Problem
The records below are to be repeated in full, exactly as they are.

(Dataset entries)

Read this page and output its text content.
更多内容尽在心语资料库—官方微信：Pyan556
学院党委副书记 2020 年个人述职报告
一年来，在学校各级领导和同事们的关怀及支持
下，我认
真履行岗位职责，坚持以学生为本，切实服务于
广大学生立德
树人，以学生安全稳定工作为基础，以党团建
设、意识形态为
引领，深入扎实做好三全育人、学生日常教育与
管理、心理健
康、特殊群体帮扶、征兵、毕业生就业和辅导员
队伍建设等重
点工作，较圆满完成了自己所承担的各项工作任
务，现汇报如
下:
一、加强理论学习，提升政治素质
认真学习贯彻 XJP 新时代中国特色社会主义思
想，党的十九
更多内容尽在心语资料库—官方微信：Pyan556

Answer to this task
Read this page and output its text content.
更多内容尽在心语资料库—官方微信：Pyan556
学院党委副书记 2020 年个人述职报告
一年来，在学校各级领导和同事们的关怀及支持
下，我认
真履行岗位职责，坚持以学生为本，切实服务于
广大学生立德
树人，以学生安全稳定工作为基础，以党团建
设、意识形态为
引领，深入扎实做好三全育人、学生日常教育与
管理、心理健
康、特殊群体帮扶、征兵、毕业生就业和辅导员
队伍建设等重
点工作，较圆满完成了自己所承担的各项工作任
务，现汇报如
下:
一、加强理论学习，提升政治素质
认真学习贯彻 XJP 新时代中国特色社会主义思
想，党的十九
更多内容尽在心语资料库—官方微信：Pyan556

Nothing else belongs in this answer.